[start of Listing]
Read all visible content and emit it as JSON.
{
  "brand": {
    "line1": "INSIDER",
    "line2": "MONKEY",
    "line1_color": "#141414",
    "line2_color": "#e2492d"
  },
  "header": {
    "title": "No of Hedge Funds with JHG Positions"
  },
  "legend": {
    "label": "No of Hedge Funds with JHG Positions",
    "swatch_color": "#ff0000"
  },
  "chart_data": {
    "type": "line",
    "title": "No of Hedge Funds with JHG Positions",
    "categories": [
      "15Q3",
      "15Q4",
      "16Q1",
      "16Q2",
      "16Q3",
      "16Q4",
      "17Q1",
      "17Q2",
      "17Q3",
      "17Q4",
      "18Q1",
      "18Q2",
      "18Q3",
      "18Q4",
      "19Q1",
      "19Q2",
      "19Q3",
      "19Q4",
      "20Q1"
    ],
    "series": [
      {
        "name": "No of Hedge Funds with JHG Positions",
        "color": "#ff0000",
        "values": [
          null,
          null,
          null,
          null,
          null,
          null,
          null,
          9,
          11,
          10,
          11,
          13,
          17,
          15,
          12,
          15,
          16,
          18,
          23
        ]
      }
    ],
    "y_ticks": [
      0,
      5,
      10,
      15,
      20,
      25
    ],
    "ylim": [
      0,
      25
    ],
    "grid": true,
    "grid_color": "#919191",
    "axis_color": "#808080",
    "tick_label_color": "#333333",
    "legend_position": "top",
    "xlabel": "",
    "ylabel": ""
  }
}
[end of Listing]
_Set exercise_
Restate the listing above word for word.

_Response to the exercise_
Read all visible content and emit it as JSON.
{
  "brand": {
    "line1": "INSIDER",
    "line2": "MONKEY",
    "line1_color": "#141414",
    "line2_color": "#e2492d"
  },
  "header": {
    "title": "No of Hedge Funds with JHG Positions"
  },
  "legend": {
    "label": "No of Hedge Funds with JHG Positions",
    "swatch_color": "#ff0000"
  },
  "chart_data": {
    "type": "line",
    "title": "No of Hedge Funds with JHG Positions",
    "categories": [
      "15Q3",
      "15Q4",
      "16Q1",
      "16Q2",
      "16Q3",
      "16Q4",
      "17Q1",
      "17Q2",
      "17Q3",
      "17Q4",
      "18Q1",
      "18Q2",
      "18Q3",
      "18Q4",
      "19Q1",
      "19Q2",
      "19Q3",
      "19Q4",
      "20Q1"
    ],
    "series": [
      {
        "name": "No of Hedge Funds with JHG Positions",
        "color": "#ff0000",
        "values": [
          null,
          null,
          null,
          null,
          null,
          null,
          null,
          9,
          11,
          10,
          11,
          13,
          17,
          15,
          12,
          15,
          16,
          18,
          23
        ]
      }
    ],
    "y_ticks": [
      0,
      5,
      10,
      15,
      20,
      25
    ],
    "ylim": [
      0,
      25
    ],
    "grid": true,
    "grid_color": "#919191",
    "axis_color": "#808080",
    "tick_label_color": "#333333",
    "legend_position": "top",
    "xlabel": "",
    "ylabel": ""
  }
}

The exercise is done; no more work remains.